--- Start of MATERIAL TO PROCESS ---

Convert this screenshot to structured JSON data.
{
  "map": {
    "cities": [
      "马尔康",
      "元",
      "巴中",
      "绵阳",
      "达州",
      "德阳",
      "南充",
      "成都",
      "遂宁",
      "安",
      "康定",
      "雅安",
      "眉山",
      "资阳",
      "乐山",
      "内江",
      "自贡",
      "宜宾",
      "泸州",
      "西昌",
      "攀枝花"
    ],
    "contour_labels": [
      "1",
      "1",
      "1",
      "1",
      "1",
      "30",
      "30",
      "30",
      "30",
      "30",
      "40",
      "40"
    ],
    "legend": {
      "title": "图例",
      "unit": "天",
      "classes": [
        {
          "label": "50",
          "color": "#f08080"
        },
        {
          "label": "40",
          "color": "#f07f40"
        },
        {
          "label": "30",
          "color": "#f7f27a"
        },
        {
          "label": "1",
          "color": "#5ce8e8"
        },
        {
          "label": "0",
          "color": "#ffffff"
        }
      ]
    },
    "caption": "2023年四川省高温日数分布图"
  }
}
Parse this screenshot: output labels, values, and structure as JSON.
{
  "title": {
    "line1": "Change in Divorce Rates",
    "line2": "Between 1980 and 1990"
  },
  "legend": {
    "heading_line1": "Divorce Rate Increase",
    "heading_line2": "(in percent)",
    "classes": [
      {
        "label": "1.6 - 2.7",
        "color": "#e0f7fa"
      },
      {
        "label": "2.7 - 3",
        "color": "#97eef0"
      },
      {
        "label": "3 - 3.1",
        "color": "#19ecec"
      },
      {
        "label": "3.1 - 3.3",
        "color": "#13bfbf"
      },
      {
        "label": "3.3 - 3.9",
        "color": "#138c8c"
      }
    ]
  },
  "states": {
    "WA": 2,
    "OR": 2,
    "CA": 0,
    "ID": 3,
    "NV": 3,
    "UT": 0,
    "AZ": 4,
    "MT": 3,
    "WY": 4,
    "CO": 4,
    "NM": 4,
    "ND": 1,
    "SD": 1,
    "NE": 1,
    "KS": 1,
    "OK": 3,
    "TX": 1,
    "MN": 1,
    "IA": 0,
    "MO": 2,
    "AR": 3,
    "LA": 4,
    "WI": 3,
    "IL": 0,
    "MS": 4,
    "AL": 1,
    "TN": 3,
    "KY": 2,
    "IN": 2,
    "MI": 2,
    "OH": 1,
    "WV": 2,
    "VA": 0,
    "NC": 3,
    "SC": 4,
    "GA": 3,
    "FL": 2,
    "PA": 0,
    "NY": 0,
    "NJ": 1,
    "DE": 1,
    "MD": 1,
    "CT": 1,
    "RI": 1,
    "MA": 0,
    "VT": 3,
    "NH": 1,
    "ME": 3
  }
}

--- End of MATERIAL TO PROCESS ---

### GIVEN REQUEST
Calculate how many lines of the material include the string "Divorce", and state that number by itself.

### ANSWER TO THE TASK
2